BEGIN SUPPLIED DATA
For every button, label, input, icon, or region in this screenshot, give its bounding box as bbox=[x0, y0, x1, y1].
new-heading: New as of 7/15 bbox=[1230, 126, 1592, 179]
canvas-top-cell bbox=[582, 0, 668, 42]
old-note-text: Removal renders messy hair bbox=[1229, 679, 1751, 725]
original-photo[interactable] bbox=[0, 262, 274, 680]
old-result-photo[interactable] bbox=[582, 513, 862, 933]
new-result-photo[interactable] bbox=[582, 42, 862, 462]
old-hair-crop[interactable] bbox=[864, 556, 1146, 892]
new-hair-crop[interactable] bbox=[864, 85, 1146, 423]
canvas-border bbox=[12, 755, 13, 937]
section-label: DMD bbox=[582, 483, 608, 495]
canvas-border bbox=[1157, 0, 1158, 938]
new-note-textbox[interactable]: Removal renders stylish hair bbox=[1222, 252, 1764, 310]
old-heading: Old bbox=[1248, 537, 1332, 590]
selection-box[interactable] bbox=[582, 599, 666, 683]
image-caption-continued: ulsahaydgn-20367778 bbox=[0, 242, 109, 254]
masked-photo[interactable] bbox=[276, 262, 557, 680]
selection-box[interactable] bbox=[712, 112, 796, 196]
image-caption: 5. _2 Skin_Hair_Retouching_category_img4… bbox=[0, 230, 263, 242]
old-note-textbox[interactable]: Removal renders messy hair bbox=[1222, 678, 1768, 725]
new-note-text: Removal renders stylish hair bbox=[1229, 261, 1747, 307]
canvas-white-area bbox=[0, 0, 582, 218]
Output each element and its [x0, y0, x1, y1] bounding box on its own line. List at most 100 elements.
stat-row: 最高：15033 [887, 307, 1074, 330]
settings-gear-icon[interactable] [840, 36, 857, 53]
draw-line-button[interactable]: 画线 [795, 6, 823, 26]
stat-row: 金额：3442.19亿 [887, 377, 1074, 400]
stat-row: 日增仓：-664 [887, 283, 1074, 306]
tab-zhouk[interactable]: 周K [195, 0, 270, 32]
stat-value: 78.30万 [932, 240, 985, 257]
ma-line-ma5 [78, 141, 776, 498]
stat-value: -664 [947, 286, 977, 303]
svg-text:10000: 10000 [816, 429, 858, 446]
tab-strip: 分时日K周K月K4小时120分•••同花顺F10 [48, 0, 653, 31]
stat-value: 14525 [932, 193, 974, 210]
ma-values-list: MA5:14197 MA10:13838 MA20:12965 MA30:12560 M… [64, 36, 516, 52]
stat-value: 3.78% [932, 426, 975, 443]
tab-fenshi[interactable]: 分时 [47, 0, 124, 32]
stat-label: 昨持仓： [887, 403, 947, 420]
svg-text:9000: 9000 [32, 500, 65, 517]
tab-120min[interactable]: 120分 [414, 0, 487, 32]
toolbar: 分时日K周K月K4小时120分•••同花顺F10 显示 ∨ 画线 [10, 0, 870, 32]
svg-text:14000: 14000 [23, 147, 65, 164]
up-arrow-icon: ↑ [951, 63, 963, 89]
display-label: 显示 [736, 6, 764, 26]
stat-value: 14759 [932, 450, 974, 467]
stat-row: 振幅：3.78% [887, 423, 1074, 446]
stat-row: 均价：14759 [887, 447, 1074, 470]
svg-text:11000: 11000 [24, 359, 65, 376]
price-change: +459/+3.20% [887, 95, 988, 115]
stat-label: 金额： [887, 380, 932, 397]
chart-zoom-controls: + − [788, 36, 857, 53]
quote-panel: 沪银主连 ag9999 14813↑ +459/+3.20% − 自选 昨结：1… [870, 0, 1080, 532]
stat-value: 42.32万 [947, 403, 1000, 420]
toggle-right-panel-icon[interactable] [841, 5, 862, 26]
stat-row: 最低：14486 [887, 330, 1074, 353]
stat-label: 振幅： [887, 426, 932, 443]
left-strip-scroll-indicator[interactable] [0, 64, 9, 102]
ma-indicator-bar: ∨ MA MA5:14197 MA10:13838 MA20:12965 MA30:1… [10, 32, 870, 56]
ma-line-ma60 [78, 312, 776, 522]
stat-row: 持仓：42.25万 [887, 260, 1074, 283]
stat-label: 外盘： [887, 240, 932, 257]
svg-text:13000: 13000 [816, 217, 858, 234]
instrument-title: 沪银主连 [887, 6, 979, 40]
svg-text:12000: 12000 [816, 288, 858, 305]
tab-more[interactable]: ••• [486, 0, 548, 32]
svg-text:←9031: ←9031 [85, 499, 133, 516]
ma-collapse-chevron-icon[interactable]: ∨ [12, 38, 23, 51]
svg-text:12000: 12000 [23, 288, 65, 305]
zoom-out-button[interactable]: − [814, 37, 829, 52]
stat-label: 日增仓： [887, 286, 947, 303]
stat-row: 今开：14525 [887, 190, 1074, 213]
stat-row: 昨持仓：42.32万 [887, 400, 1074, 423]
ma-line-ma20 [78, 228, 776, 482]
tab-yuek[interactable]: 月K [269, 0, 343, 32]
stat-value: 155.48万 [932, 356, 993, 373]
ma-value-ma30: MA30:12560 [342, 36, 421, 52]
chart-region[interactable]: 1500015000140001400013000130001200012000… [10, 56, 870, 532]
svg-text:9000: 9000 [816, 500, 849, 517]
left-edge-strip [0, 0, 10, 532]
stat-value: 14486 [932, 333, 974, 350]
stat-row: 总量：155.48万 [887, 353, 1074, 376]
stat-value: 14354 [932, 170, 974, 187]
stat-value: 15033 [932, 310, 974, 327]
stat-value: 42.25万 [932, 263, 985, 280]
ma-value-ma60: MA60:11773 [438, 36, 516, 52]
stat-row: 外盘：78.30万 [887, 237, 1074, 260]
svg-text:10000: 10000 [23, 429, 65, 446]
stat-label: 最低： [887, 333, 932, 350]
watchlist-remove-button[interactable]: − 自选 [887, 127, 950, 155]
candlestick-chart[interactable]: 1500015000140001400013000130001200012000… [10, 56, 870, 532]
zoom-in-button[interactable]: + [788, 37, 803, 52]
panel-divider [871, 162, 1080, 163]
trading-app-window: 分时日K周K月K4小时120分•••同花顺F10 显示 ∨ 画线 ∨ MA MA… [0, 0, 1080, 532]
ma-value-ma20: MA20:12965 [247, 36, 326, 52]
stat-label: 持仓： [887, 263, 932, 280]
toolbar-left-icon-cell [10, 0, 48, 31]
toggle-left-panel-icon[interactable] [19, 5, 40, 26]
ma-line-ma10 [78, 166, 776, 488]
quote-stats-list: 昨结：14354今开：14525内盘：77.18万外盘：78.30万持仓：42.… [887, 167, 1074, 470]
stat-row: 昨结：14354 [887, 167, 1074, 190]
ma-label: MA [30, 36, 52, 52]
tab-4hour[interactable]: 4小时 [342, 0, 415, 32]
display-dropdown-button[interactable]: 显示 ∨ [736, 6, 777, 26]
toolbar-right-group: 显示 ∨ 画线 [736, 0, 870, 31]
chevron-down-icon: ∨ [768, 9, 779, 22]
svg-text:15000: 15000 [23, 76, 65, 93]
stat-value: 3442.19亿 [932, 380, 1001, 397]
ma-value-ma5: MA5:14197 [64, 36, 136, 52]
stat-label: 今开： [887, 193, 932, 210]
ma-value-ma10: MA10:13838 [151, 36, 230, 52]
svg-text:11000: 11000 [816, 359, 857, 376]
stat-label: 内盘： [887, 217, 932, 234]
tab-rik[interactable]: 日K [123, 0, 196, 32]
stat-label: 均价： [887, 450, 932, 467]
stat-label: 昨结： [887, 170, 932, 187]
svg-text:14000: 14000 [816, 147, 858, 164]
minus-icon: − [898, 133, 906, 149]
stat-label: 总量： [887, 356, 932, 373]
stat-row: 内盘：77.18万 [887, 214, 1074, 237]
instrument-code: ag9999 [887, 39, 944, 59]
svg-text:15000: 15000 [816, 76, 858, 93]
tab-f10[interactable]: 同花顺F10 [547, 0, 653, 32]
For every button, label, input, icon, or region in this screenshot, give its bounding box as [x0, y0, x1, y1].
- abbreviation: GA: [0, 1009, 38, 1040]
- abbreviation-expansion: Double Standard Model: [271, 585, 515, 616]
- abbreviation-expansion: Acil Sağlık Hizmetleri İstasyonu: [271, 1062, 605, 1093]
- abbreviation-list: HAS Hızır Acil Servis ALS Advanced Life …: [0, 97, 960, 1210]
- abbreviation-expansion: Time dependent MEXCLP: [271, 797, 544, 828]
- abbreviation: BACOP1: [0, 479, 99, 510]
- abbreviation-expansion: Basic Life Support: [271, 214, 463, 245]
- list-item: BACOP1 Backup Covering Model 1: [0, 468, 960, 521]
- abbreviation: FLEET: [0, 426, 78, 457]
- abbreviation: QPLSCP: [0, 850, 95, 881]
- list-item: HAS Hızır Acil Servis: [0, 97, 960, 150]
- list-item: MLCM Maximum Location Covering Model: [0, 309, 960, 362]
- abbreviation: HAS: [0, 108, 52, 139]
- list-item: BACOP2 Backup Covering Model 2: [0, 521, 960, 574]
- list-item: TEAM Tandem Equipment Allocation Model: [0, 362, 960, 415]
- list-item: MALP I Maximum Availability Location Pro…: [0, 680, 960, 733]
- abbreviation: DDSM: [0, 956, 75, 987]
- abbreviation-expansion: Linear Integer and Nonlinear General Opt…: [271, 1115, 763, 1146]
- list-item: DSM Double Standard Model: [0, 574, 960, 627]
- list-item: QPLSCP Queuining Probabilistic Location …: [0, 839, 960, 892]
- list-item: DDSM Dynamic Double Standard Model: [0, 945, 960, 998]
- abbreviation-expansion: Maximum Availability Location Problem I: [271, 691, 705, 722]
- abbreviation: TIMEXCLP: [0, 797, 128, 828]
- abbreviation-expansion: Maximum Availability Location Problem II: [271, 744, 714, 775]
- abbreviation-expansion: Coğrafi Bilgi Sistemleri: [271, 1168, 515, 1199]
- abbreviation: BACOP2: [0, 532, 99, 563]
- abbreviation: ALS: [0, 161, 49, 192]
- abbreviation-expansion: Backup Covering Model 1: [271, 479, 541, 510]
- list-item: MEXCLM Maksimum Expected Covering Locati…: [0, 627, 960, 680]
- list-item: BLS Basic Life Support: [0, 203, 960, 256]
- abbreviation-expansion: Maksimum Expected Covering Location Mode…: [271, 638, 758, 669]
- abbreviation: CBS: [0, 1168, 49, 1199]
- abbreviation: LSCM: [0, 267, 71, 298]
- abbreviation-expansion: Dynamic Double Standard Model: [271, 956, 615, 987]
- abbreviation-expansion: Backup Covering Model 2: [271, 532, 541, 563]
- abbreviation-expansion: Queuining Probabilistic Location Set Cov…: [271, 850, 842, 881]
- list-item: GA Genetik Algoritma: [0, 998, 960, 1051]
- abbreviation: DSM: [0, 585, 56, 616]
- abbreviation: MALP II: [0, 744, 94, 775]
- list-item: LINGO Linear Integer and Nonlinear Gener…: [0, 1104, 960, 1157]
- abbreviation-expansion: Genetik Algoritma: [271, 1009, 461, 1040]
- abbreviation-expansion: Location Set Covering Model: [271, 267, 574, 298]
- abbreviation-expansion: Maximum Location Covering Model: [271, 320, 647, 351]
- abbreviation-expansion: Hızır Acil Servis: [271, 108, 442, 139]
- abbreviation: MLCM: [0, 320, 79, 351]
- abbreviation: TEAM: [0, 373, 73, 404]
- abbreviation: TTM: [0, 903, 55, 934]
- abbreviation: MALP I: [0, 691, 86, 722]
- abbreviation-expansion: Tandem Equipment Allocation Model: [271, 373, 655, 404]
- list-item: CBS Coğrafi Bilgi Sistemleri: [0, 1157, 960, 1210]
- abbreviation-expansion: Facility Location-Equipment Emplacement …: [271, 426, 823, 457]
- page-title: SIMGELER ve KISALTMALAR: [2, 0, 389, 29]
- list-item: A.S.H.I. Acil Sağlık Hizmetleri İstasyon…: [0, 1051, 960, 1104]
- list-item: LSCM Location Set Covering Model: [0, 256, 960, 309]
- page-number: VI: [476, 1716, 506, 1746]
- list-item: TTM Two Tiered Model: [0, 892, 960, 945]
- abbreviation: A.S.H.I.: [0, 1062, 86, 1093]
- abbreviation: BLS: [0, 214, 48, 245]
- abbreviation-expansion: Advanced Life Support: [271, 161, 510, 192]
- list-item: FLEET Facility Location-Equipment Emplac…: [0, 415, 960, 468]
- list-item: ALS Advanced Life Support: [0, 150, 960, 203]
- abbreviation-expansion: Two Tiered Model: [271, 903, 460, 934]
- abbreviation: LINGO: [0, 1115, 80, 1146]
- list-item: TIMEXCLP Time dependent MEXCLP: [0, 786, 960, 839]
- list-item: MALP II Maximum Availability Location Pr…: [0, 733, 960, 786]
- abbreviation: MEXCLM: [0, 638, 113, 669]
END SUPPLIED DATA
■ YOUR OBJECTIVE
Rewrite the listing from its first line through the line containing "old-result-photo[interactable] bbox=[582, 513, 862, 933]", changing "messy" to "tangled" and leaving everything else untouched.

■ TASK RESPONSE
For every button, label, input, icon, or region in this screenshot, give its bounding box as bbox=[x0, y0, x1, y1].
new-heading: New as of 7/15 bbox=[1230, 126, 1592, 179]
canvas-top-cell bbox=[582, 0, 668, 42]
old-note-text: Removal renders tangled hair bbox=[1229, 679, 1751, 725]
original-photo[interactable] bbox=[0, 262, 274, 680]
old-result-photo[interactable] bbox=[582, 513, 862, 933]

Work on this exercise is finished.